#### Directions for this task:
Narrow the data below down to the lines containing "horloge".

Data entries:
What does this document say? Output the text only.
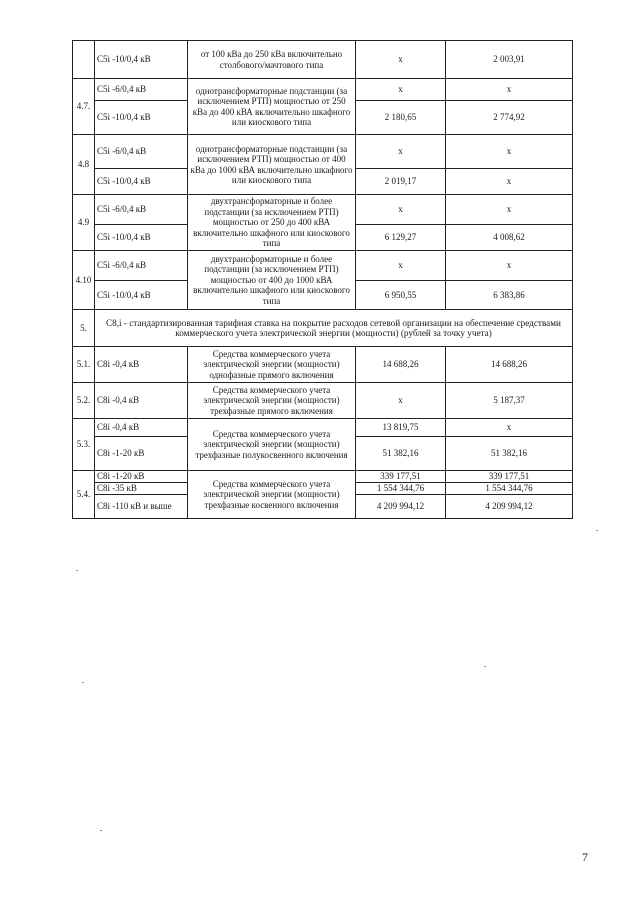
	C5i -10/0,4 кВ	от 100 кВа до 250 кВа включительно столбового/мачтового типа	х	2 003,91
4.7.	C5i -6/0,4 кВ	однотрансформаторные подстанции (за исключением РТП) мощностью от 250 кВа до 400 кВА включительно шкафного или киоскового типа	х	х
	C5i -10/0,4 кВ		2 180,65	2 774,92
4.8	C5i -6/0,4 кВ	однотрансформаторные подстанции (за исключением РТП) мощностью от 400 кВа до 1000 кВА включительно шкафного или киоскового типа	х	х
	C5i -10/0,4 кВ		2 019,17	х
4.9	C5i -6/0,4 кВ	двухтрансформаторные и более подстанции (за исключением РТП) мощностью от 250 до 400 кВА включительно шкафного или киоскового типа	х	х
	C5i -10/0,4 кВ		6 129,27	4 008,62
4.10	C5i -6/0,4 кВ	двухтрансформаторные и более подстанции (за исключением РТП) мощностью от 400 до 1000 кВА включительно шкафного или киоскового типа	х	х
	C5i -10/0,4 кВ		6 950,55	6 383,86
5.	C8,i - стандартизированная тарифная ставка на покрытие расходов сетевой организации на обеспечение средствами коммерческого учета электрической энергии (мощности) (рублей за точку учета)			
5.1.	C8i -0,4 кВ	Средства коммерческого учета электрической энергии (мощности) однофазные прямого включения	14 688,26	14 688,26
5.2.	C8i -0,4 кВ	Средства коммерческого учета электрической энергии (мощности) трехфазные прямого включения	х	5 187,37
5.3.	C8i -0,4 кВ	Средства коммерческого учета электрической энергии (мощности) трехфазные полукосвенного включения	13 819,75	х
	C8i -1-20 кВ		51 382,16	51 382,16
5.4.	C8i -1-20 кВ	Средства коммерческого учета электрической энергии (мощности) трехфазные косвенного включения	339 177,51	339 177,51
	C8i -35 кВ		1 554 344,76	1 554 344,76
	C8i -110 кВ и выше		4 209 994,12	4 209 994,12
7
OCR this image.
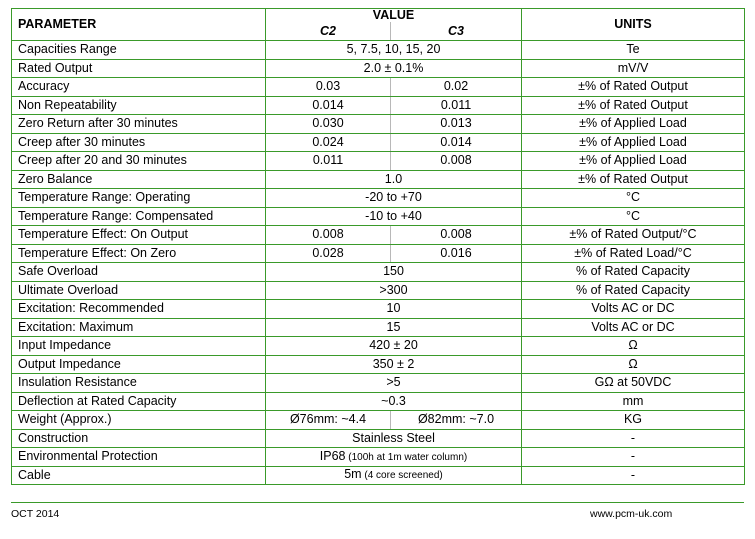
PARAMETER	VALUE		UNITS
	C2	C3	
Capacities Range	5, 7.5, 10, 15, 20		Te
Rated Output	2.0 ± 0.1%		mV/V
Accuracy	0.03	0.02	±% of Rated Output
Non Repeatability	0.014	0.011	±% of Rated Output
Zero Return after 30 minutes	0.030	0.013	±% of Applied Load
Creep after 30 minutes	0.024	0.014	±% of Applied Load
Creep after 20 and 30 minutes	0.011	0.008	±% of Applied Load
Zero Balance	1.0		±% of Rated Output
Temperature Range: Operating	-20 to +70		°C
Temperature Range: Compensated	-10 to +40		°C
Temperature Effect: On Output	0.008	0.008	±% of Rated Output/°C
Temperature Effect: On Zero	0.028	0.016	±% of Rated Load/°C
Safe Overload	150		% of Rated Capacity
Ultimate Overload	>300		% of Rated Capacity
Excitation: Recommended	10		Volts AC or DC
Excitation: Maximum	15		Volts AC or DC
Input Impedance	420 ± 20		Ω
Output Impedance	350 ± 2		Ω
Insulation Resistance	>5		GΩ at 50VDC
Deflection at Rated Capacity	~0.3		mm
Weight (Approx.)	Ø76mm: ~4.4	Ø82mm: ~7.0	KG
Construction	Stainless Steel		-
Environmental Protection	IP68 (100h at 1m water column)		-
Cable	5m (4 core screened)		-
OCT 2014	www.pcm-uk.com
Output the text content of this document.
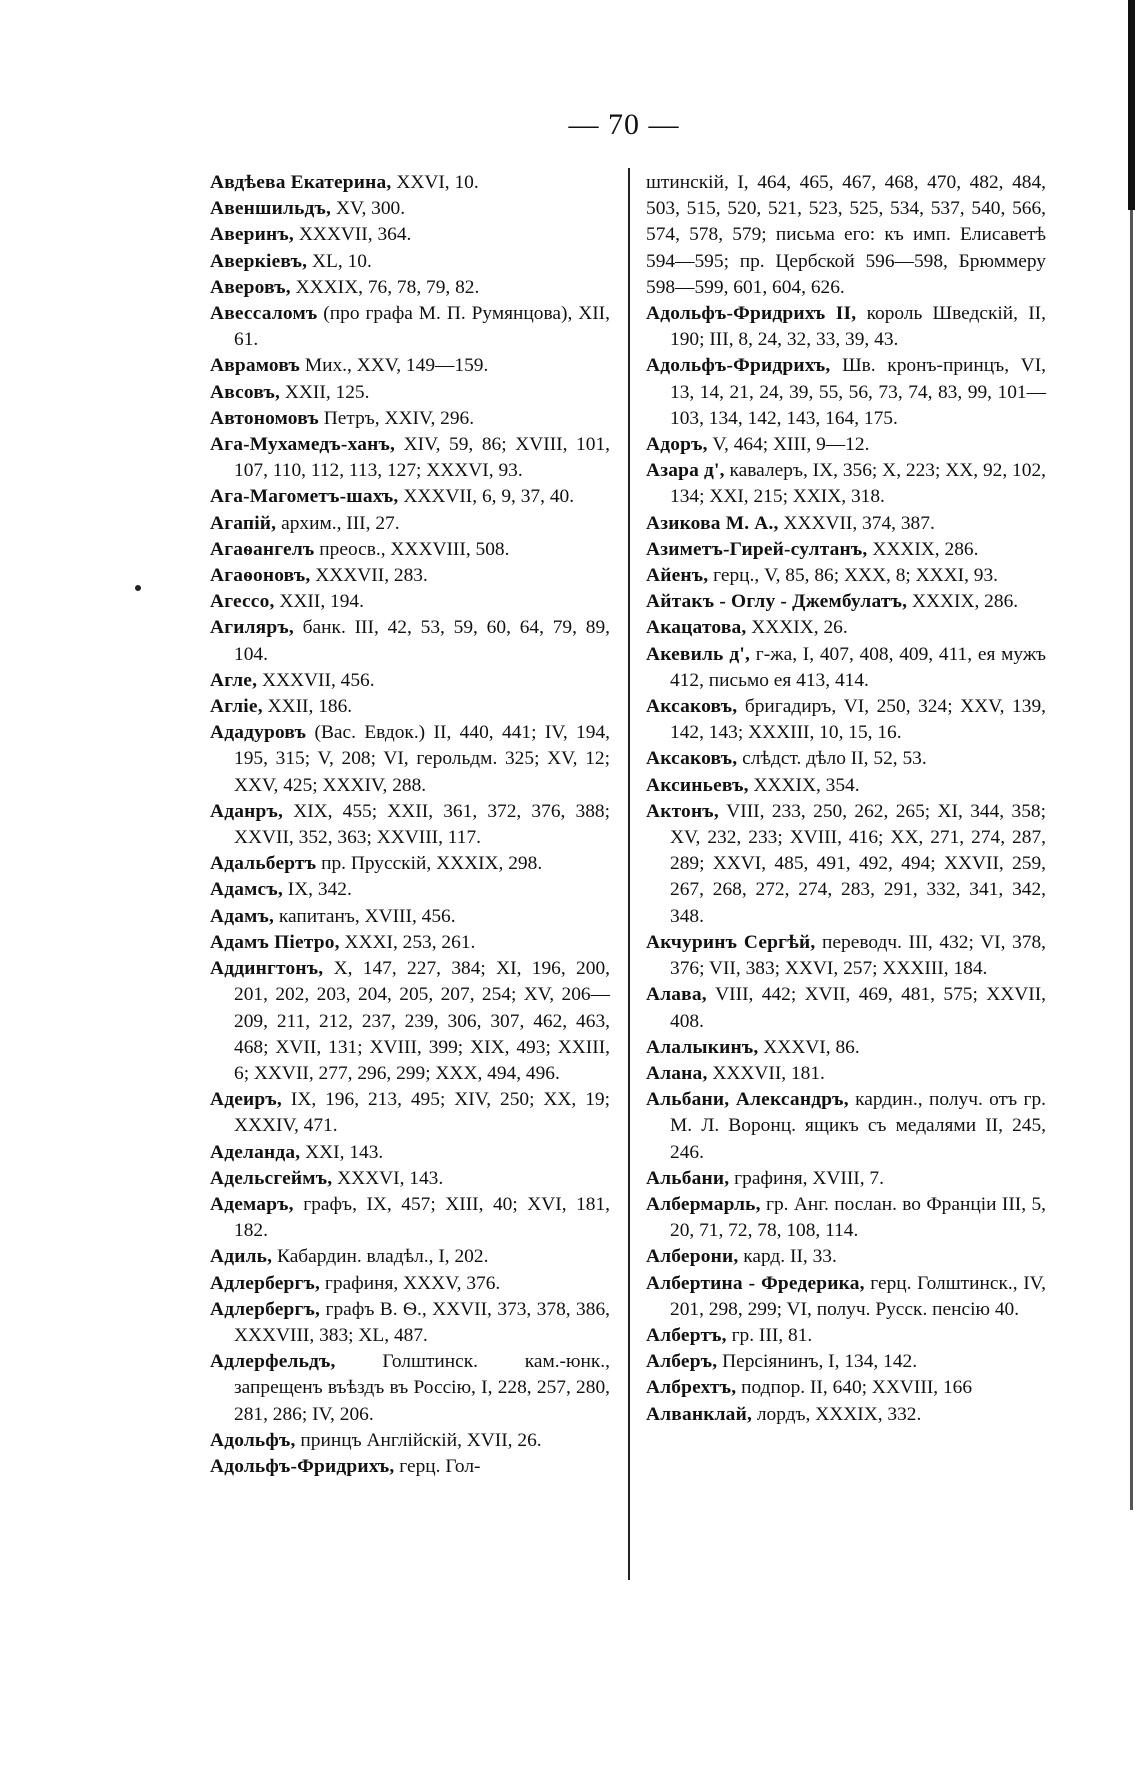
— 70 —

Авдѣева Екатерина, XXVI, 10.

Авеншильдъ, XV, 300.

Аверинъ, XXXVII, 364.

Аверкіевъ, XL, 10.

Аверовъ, XXXIX, 76, 78, 79, 82.

Авессаломъ (про графа М. П. Румянцова), XII, 61.

Аврамовъ Мих., XXV, 149—159.

Авсовъ, XXII, 125.

Автономовъ Петръ, XXIV, 296.

Ага-Мухамедъ-ханъ, XIV, 59, 86; XVIII, 101, 107, 110, 112, 113, 127; XXXVI, 93.

Ага-Магометъ-шахъ, XXXVII, 6, 9, 37, 40.

Агапій, архим., III, 27.

Агаѳангелъ преосв., XXXVIII, 508.

Агаѳоновъ, XXXVII, 283.

Агессо, XXII, 194.

Агиляръ, банк. III, 42, 53, 59, 60, 64, 79, 89, 104.

Агле, XXXVII, 456.

Аглie, XXII, 186.

Ададуровъ (Вас. Евдок.) II, 440, 441; IV, 194, 195, 315; V, 208; VI, герольдм. 325; XV, 12; XXV, 425; XXXIV, 288.

Аданръ, XIX, 455; XXII, 361, 372, 376, 388; XXVII, 352, 363; XXVIII, 117.

Адальбертъ пр. Прусскій, XXXIX, 298.

Адамсъ, IX, 342.

Адамъ, капитанъ, XVIII, 456.

Адамъ Піетро, XXXI, 253, 261.

Аддингтонъ, X, 147, 227, 384; XI, 196, 200, 201, 202, 203, 204, 205, 207, 254; XV, 206—209, 211, 212, 237, 239, 306, 307, 462, 463, 468; XVII, 131; XVIII, 399; XIX, 493; XXIII, 6; XXVII, 277, 296, 299; XXX, 494, 496.

Адеиръ, IX, 196, 213, 495; XIV, 250; XX, 19; XXXIV, 471.

Аделанда, XXI, 143.

Адельсгеймъ, XXXVI, 143.

Адемаръ, графъ, IX, 457; XIII, 40; XVI, 181, 182.

Адиль, Кабардин. владѣл., I, 202.

Адлербергъ, графиня, XXXV, 376.

Адлербергъ, графъ В. Ѳ., XXVII, 373, 378, 386, XXXVIII, 383; XL, 487.

Адлерфельдъ, Голштинск. кам.-юнк., запрещенъ въѣздъ въ Россію, I, 228, 257, 280, 281, 286; IV, 206.

Адольфъ, принцъ Англійскій, XVII, 26.

Адольфъ-Фридрихъ, герц. Гол-

штинскій, I, 464, 465, 467, 468, 470, 482, 484, 503, 515, 520, 521, 523, 525, 534, 537, 540, 566, 574, 578, 579; письма его: къ имп. Елисаветѣ 594—595; пр. Цербской 596—598, Брюммеру 598—599, 601, 604, 626.

Адольфъ-Фридрихъ II, король Шведскій, II, 190; III, 8, 24, 32, 33, 39, 43.

Адольфъ-Фридрихъ, Шв. кронъ-принцъ, VI, 13, 14, 21, 24, 39, 55, 56, 73, 74, 83, 99, 101—103, 134, 142, 143, 164, 175.

Адоръ, V, 464; XIII, 9—12.

Азара д', кавалеръ, IX, 356; X, 223; XX, 92, 102, 134; XXI, 215; XXIX, 318.

Азикова М. А., XXXVII, 374, 387.

Азиметъ-Гирей-султанъ, XXXIX, 286.

Айенъ, герц., V, 85, 86; XXX, 8; XXXI, 93.

Айтакъ - Оглу - Джембулатъ, XXXIX, 286.

Акацатова, XXXIX, 26.

Акевиль д', г-жа, I, 407, 408, 409, 411, ея мужъ 412, письмо ея 413, 414.

Аксаковъ, бригадиръ, VI, 250, 324; XXV, 139, 142, 143; XXXIII, 10, 15, 16.

Аксаковъ, слѣдст. дѣло II, 52, 53.

Аксиньевъ, XXXIX, 354.

Актонъ, VIII, 233, 250, 262, 265; XI, 344, 358; XV, 232, 233; XVIII, 416; XX, 271, 274, 287, 289; XXVI, 485, 491, 492, 494; XXVII, 259, 267, 268, 272, 274, 283, 291, 332, 341, 342, 348.

Акчуринъ Сергѣй, переводч. III, 432; VI, 378, 376; VII, 383; XXVI, 257; XXXIII, 184.

Алава, VIII, 442; XVII, 469, 481, 575; XXVII, 408.

Алалыкинъ, XXXVI, 86.

Алана, XXXVII, 181.

Альбани, Александръ, кардин., получ. отъ гр. М. Л. Воронц. ящикъ съ медалями II, 245, 246.

Альбани, графиня, XVIII, 7.

Албермарль, гр. Анг. послан. во Франціи III, 5, 20, 71, 72, 78, 108, 114.

Алберони, кард. II, 33.

Албертина - Фредерика, герц. Голштинск., IV, 201, 298, 299; VI, получ. Русск. пенсію 40.

Албертъ, гр. III, 81.

Алберъ, Персіянинъ, I, 134, 142.

Албрехтъ, подпор. II, 640; XXVIII, 166

Алванклай, лордъ, XXXIX, 332.
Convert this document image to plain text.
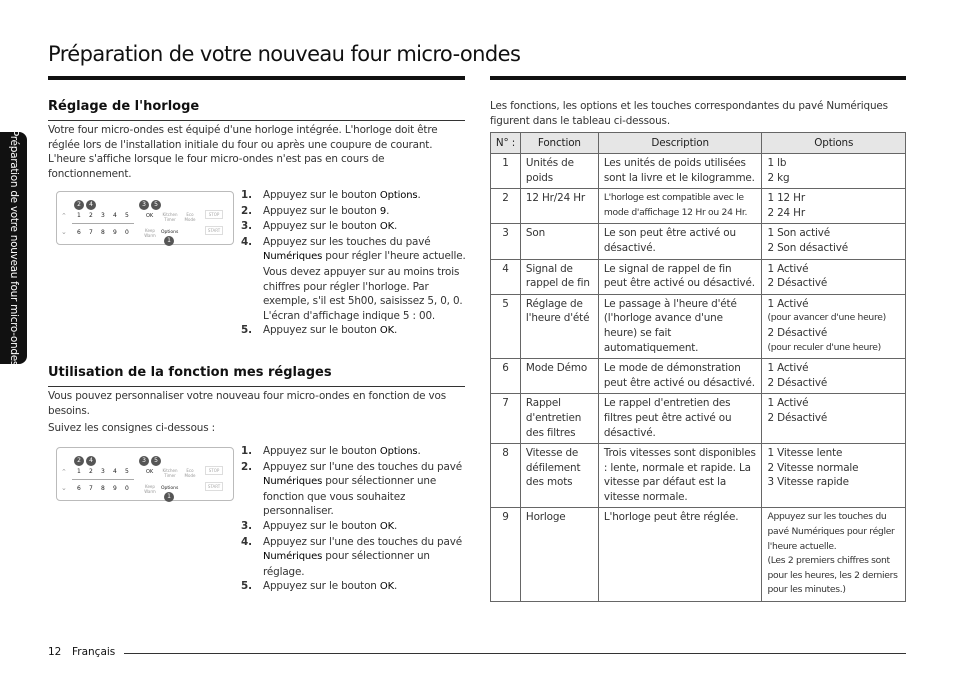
Préparation de votre nouveau four micro-ondes
Préparation de votre nouveau four micro-ondes
Réglage de l'horloge
Votre four micro-ondes est équipé d'une horloge intégrée. L'horloge doit être réglée lors de l'installation initiale du four ou après une coupure de courant. L'heure s'affiche lorsque le four micro-ondes n'est pas en cours de fonctionnement.
2	4	3	5
1
⌃
⌄
1 2 3 4 5
6 7 8 9 0
OK
Options
Kitchen Timer
Eco Mode
Keep Warm
STOP
START
1. Appuyez sur le bouton Options.
2. Appuyez sur le bouton 9.
3. Appuyez sur le bouton OK.
4. Appuyez sur les touches du pavé Numériques pour régler l'heure actuelle. Vous devez appuyer sur au moins trois chiffres pour régler l'horloge. Par exemple, s'il est 5h00, saisissez 5, 0, 0.
L'écran d'affichage indique 5 : 00.
5. Appuyez sur le bouton OK.
Utilisation de la fonction mes réglages
Vous pouvez personnaliser votre nouveau four micro-ondes en fonction de vos besoins.
Suivez les consignes ci-dessous :
2	4	3	5
1
⌃
⌄
1 2 3 4 5
6 7 8 9 0
OK
Options
Kitchen Timer
Eco Mode
Keep Warm
STOP
START
1. Appuyez sur le bouton Options.
2. Appuyez sur l'une des touches du pavé Numériques pour sélectionner une fonction que vous souhaitez personnaliser.
3. Appuyez sur le bouton OK.
4. Appuyez sur l'une des touches du pavé Numériques pour sélectionner un réglage.
5. Appuyez sur le bouton OK.
Les fonctions, les options et les touches correspondantes du pavé Numériques figurent dans le tableau ci-dessous.
N° :	Fonction	Description	Options
1	Unités de poids	Les unités de poids utilisées sont la livre et le kilogramme.	1 lb
2 kg

2	12 Hr/24 Hr	L'horloge est compatible avec le mode d'affichage 12 Hr ou 24 Hr.	1 12 Hr
2 24 Hr

3	Son	Le son peut être activé ou désactivé.	1 Son activé
2 Son désactivé

4	Signal de rappel de fin	Le signal de rappel de fin peut être activé ou désactivé.	1 Activé
2 Désactivé

5	Réglage de l'heure d'été	Le passage à l'heure d'été (l'horloge avance d'une heure) se fait automatiquement.	1 Activé
(pour avancer d'une heure)
2 Désactivé
(pour reculer d'une heure)

6	Mode Démo	Le mode de démonstration peut être activé ou désactivé.	1 Activé
2 Désactivé

7	Rappel d'entretien des filtres	Le rappel d'entretien des filtres peut être activé ou désactivé.	1 Activé
2 Désactivé

8	Vitesse de défilement des mots	Trois vitesses sont disponibles : lente, normale et rapide. La vitesse par défaut est la vitesse normale.	1 Vitesse lente
2 Vitesse normale
3 Vitesse rapide

9	Horloge	L'horloge peut être réglée.	Appuyez sur les touches du pavé Numériques pour régler l'heure actuelle.
(Les 2 premiers chiffres sont pour les heures, les 2 derniers pour les minutes.)
12 Français
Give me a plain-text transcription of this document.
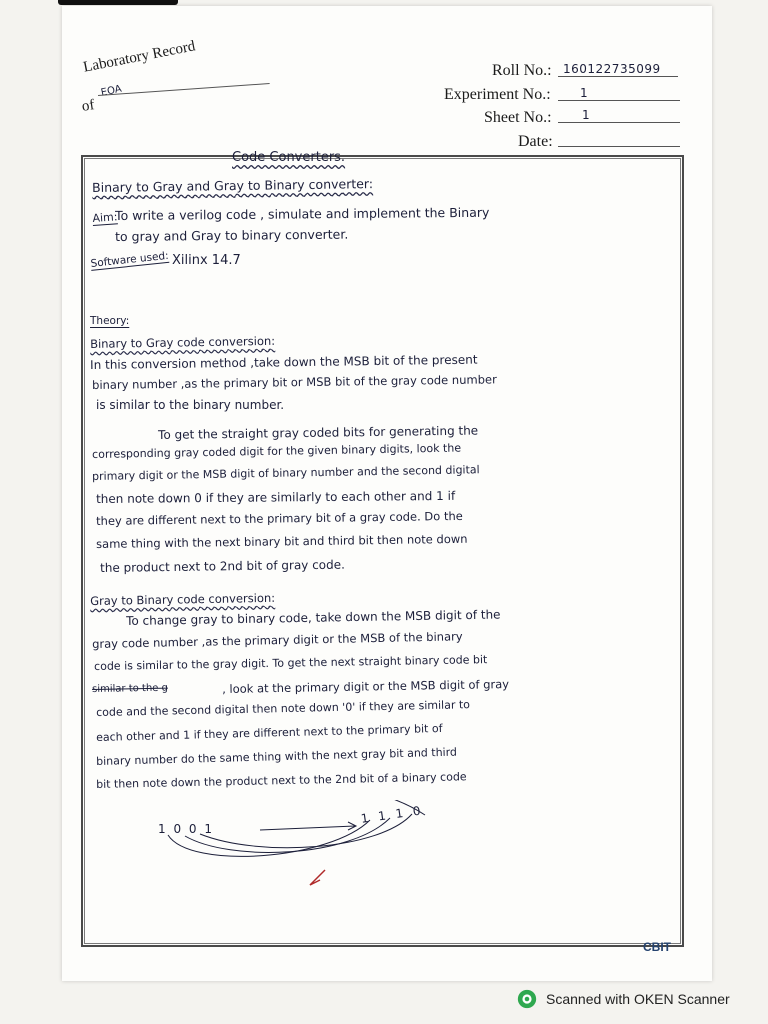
Laboratory Record
of
EOA
Roll No.: 160122735099
Experiment No.: 1
Sheet No.:	1
Date:
Code Converters.
Binary to Gray and Gray to Binary converter:
Aim:
To write a verilog code , simulate and implement the Binary
to gray and Gray to binary converter.
Software used: Xilinx 14.7
Theory:
Binary to Gray code conversion:
In this conversion method ,take down the MSB bit of the present
binary number ,as the primary bit or MSB bit of the gray code number
is similar to the binary number.
To get the straight gray coded bits for generating the
corresponding gray coded digit for the given binary digits, look the
primary digit or the MSB digit of binary number and the second digital
then note down 0 if they are similarly to each other and 1 if
they are different next to the primary bit of a gray code. Do the
same thing with the next binary bit and third bit then note down
the product next to 2nd bit of gray code.
Gray to Binary code conversion:
To change gray to binary code, take down the MSB digit of the
gray code number ,as the primary digit or the MSB of the binary
code is similar to the gray digit. To get the next straight binary code bit
similar to the g	, look at the primary digit or the MSB digit of gray
code and the second digital then note down '0' if they are similar to
each other and 1 if they are different next to the primary bit of
binary number do the same thing with the next gray bit and third
bit then note down the product next to the 2nd bit of a binary code
1 0 0 1
1 1 1 0
CBIT
Scanned with OKEN Scanner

#### Response:
Réglage de l'horloge
Votre four micro-ondes est équipé d'une horloge intégrée. L'horloge doit être réglée lors de l'installation initiale du four ou après une coupure de courant. L'heure s'affiche lorsque le four micro-ondes n'est pas en cours de fonctionnement.
4. Appuyez sur les touches du pavé Numériques pour régler l'heure actuelle. Vous devez appuyer sur au moins trois chiffres pour régler l'horloge. Par exemple, s'il est 5h00, saisissez 5, 0, 0.
2	12 Hr/24 Hr	L'horloge est compatible avec le mode d'affichage 12 Hr ou 24 Hr.	1 12 Hr
5	Réglage de l'heure d'été	Le passage à l'heure d'été (l'horloge avance d'une heure) se fait automatiquement.	1 Activé
9	Horloge	L'horloge peut être réglée.	Appuyez sur les touches du pavé Numériques pour régler l'heure actuelle.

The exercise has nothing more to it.